## GIVEN ENTRIES
** START **

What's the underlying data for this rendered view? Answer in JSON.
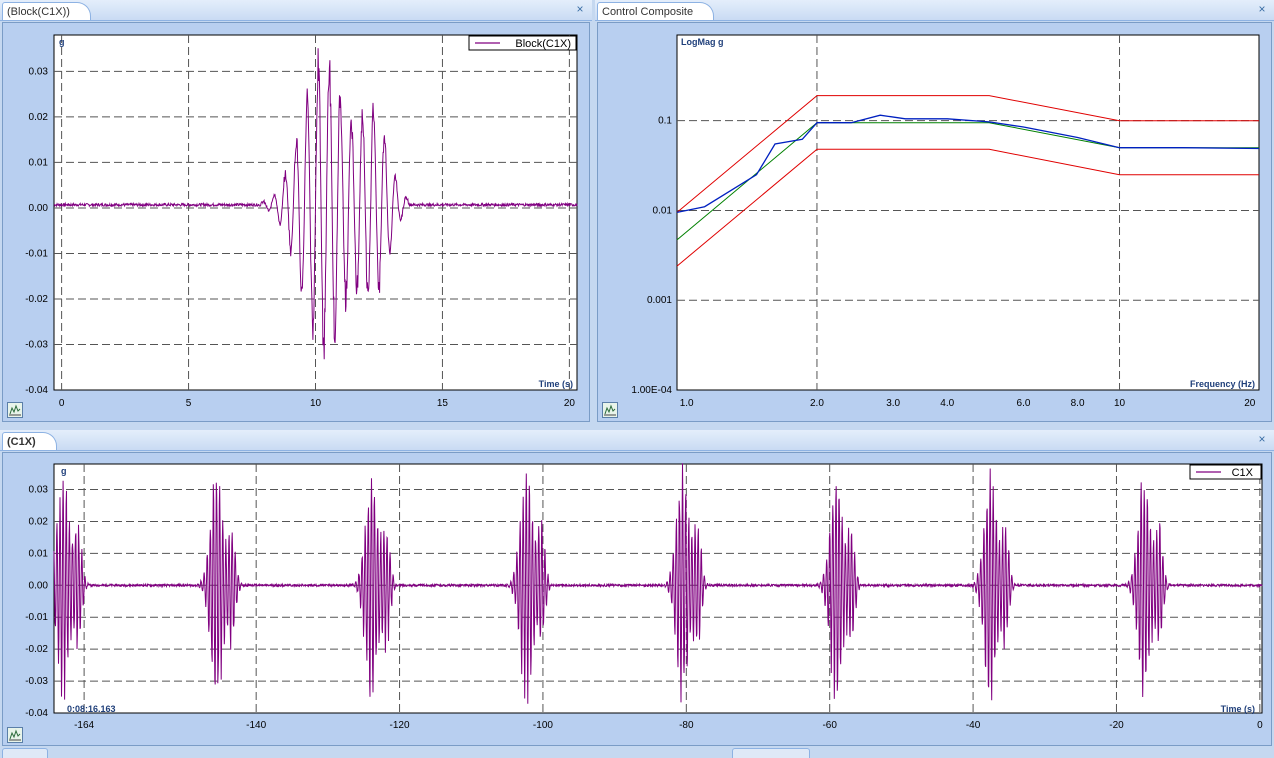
{
  "panels": {
    "block": {
      "tab_title": "(Block(C1X))",
      "close_glyph": "×",
      "y_unit": "g",
      "x_title": "Time (s)",
      "legend": "Block(C1X)",
      "x_ticks": [
        "0",
        "5",
        "10",
        "15",
        "20"
      ],
      "y_ticks": [
        "0.03",
        "0.02",
        "0.01",
        "0.00",
        "-0.01",
        "-0.02",
        "-0.03",
        "-0.04"
      ]
    },
    "control": {
      "tab_title": "Control Composite",
      "close_glyph": "×",
      "y_unit": "LogMag g",
      "x_title": "Frequency (Hz)",
      "x_ticks": [
        "1.0",
        "2.0",
        "3.0",
        "4.0",
        "6.0",
        "8.0",
        "10",
        "20"
      ],
      "y_ticks": [
        "0.1",
        "0.01",
        "0.001",
        "1.00E-04"
      ]
    },
    "c1x": {
      "tab_title": "(C1X)",
      "close_glyph": "×",
      "y_unit": "g",
      "x_title": "Time (s)",
      "legend": "C1X",
      "timestamp": "0:08:16.163",
      "x_ticks": [
        "-164",
        "-140",
        "-120",
        "-100",
        "-80",
        "-60",
        "-40",
        "-20",
        "0"
      ],
      "y_ticks": [
        "0.03",
        "0.02",
        "0.01",
        "0.00",
        "-0.01",
        "-0.02",
        "-0.03",
        "-0.04"
      ]
    }
  },
  "icons": [
    "chart-icon",
    "close-icon"
  ],
  "colors": {
    "trace": "#800080",
    "tolerance": "#e00000",
    "reference": "#008000",
    "control": "#0020c0",
    "axis_text": "#1f3f7a"
  },
  "chart_data": [
    {
      "type": "line",
      "xlabel": "Time (s)",
      "ylabel": "g",
      "xlim": [
        -0.3,
        20.3
      ],
      "ylim": [
        -0.04,
        0.038
      ],
      "grid": true,
      "legend": "top-right",
      "series": [
        {
          "name": "Block(C1X)",
          "description": "transient burst ~7.5 s to 13.5 s, peaks about +0.033 / -0.032"
        }
      ]
    },
    {
      "type": "line",
      "xlabel": "Frequency (Hz)",
      "ylabel": "LogMag g",
      "log_x": true,
      "log_y": true,
      "xlim": [
        0.95,
        21
      ],
      "ylim": [
        0.0001,
        0.9
      ],
      "grid": true,
      "series": [
        {
          "x": [
            0.95,
            2.0,
            5.0,
            10.0,
            21.0
          ],
          "y": [
            0.0095,
            0.19,
            0.19,
            0.1,
            0.1
          ]
        },
        {
          "x": [
            0.95,
            2.0,
            5.0,
            10.0,
            21.0
          ],
          "y": [
            0.0024,
            0.048,
            0.048,
            0.025,
            0.025
          ]
        },
        {
          "x": [
            0.95,
            2.0,
            5.0,
            10.0,
            21.0
          ],
          "y": [
            0.0047,
            0.095,
            0.095,
            0.05,
            0.05
          ]
        },
        {
          "x": [
            0.95,
            1.1,
            1.45,
            1.6,
            1.85,
            2.0,
            2.4,
            2.8,
            3.2,
            4.0,
            5.0,
            6.0,
            8.0,
            10.0,
            14.0,
            21.0
          ],
          "y": [
            0.0095,
            0.011,
            0.025,
            0.055,
            0.062,
            0.095,
            0.095,
            0.115,
            0.105,
            0.105,
            0.097,
            0.085,
            0.065,
            0.05,
            0.05,
            0.049
          ]
        }
      ]
    },
    {
      "type": "line",
      "xlabel": "Time (s)",
      "ylabel": "g",
      "xlim": [
        -168.2,
        0.3
      ],
      "ylim": [
        -0.04,
        0.038
      ],
      "grid": true,
      "legend": "top-right",
      "series": [
        {
          "name": "C1X",
          "burst_centers": [
            -166.6,
            -145.2,
            -123.6,
            -102.0,
            -80.2,
            -58.8,
            -37.3,
            -15.8
          ]
        }
      ]
    }
  ]
}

** END **

## GOAL
Write out every line above exactly as it is, leaving out the pictures.

## RESPONSE BELOW
What's the underlying data for this rendered view? Answer in JSON.
{
  "panels": {
    "block": {
      "tab_title": "(Block(C1X))",
      "close_glyph": "×",
      "y_unit": "g",
      "x_title": "Time (s)",
      "legend": "Block(C1X)",
      "x_ticks": [
        "0",
        "5",
        "10",
        "15",
        "20"
      ],
      "y_ticks": [
        "0.03",
        "0.02",
        "0.01",
        "0.00",
        "-0.01",
        "-0.02",
        "-0.03",
        "-0.04"
      ]
    },
    "control": {
      "tab_title": "Control Composite",
      "close_glyph": "×",
      "y_unit": "LogMag g",
      "x_title": "Frequency (Hz)",
      "x_ticks": [
        "1.0",
        "2.0",
        "3.0",
        "4.0",
        "6.0",
        "8.0",
        "10",
        "20"
      ],
      "y_ticks": [
        "0.1",
        "0.01",
        "0.001",
        "1.00E-04"
      ]
    },
    "c1x": {
      "tab_title": "(C1X)",
      "close_glyph": "×",
      "y_unit": "g",
      "x_title": "Time (s)",
      "legend": "C1X",
      "timestamp": "0:08:16.163",
      "x_ticks": [
        "-164",
        "-140",
        "-120",
        "-100",
        "-80",
        "-60",
        "-40",
        "-20",
        "0"
      ],
      "y_ticks": [
        "0.03",
        "0.02",
        "0.01",
        "0.00",
        "-0.01",
        "-0.02",
        "-0.03",
        "-0.04"
      ]
    }
  },
  "icons": [
    "chart-icon",
    "close-icon"
  ],
  "colors": {
    "trace": "#800080",
    "tolerance": "#e00000",
    "reference": "#008000",
    "control": "#0020c0",
    "axis_text": "#1f3f7a"
  },
  "chart_data": [
    {
      "type": "line",
      "xlabel": "Time (s)",
      "ylabel": "g",
      "xlim": [
        -0.3,
        20.3
      ],
      "ylim": [
        -0.04,
        0.038
      ],
      "grid": true,
      "legend": "top-right",
      "series": [
        {
          "name": "Block(C1X)",
          "description": "transient burst ~7.5 s to 13.5 s, peaks about +0.033 / -0.032"
        }
      ]
    },
    {
      "type": "line",
      "xlabel": "Frequency (Hz)",
      "ylabel": "LogMag g",
      "log_x": true,
      "log_y": true,
      "xlim": [
        0.95,
        21
      ],
      "ylim": [
        0.0001,
        0.9
      ],
      "grid": true,
      "series": [
        {
          "x": [
            0.95,
            2.0,
            5.0,
            10.0,
            21.0
          ],
          "y": [
            0.0095,
            0.19,
            0.19,
            0.1,
            0.1
          ]
        },
        {
          "x": [
            0.95,
            2.0,
            5.0,
            10.0,
            21.0
          ],
          "y": [
            0.0024,
            0.048,
            0.048,
            0.025,
            0.025
          ]
        },
        {
          "x": [
            0.95,
            2.0,
            5.0,
            10.0,
            21.0
          ],
          "y": [
            0.0047,
            0.095,
            0.095,
            0.05,
            0.05
          ]
        },
        {
          "x": [
            0.95,
            1.1,
            1.45,
            1.6,
            1.85,
            2.0,
            2.4,
            2.8,
            3.2,
            4.0,
            5.0,
            6.0,
            8.0,
            10.0,
            14.0,
            21.0
          ],
          "y": [
            0.0095,
            0.011,
            0.025,
            0.055,
            0.062,
            0.095,
            0.095,
            0.115,
            0.105,
            0.105,
            0.097,
            0.085,
            0.065,
            0.05,
            0.05,
            0.049
          ]
        }
      ]
    },
    {
      "type": "line",
      "xlabel": "Time (s)",
      "ylabel": "g",
      "xlim": [
        -168.2,
        0.3
      ],
      "ylim": [
        -0.04,
        0.038
      ],
      "grid": true,
      "legend": "top-right",
      "series": [
        {
          "name": "C1X",
          "burst_centers": [
            -166.6,
            -145.2,
            -123.6,
            -102.0,
            -80.2,
            -58.8,
            -37.3,
            -15.8
          ]
        }
      ]
    }
  ]
}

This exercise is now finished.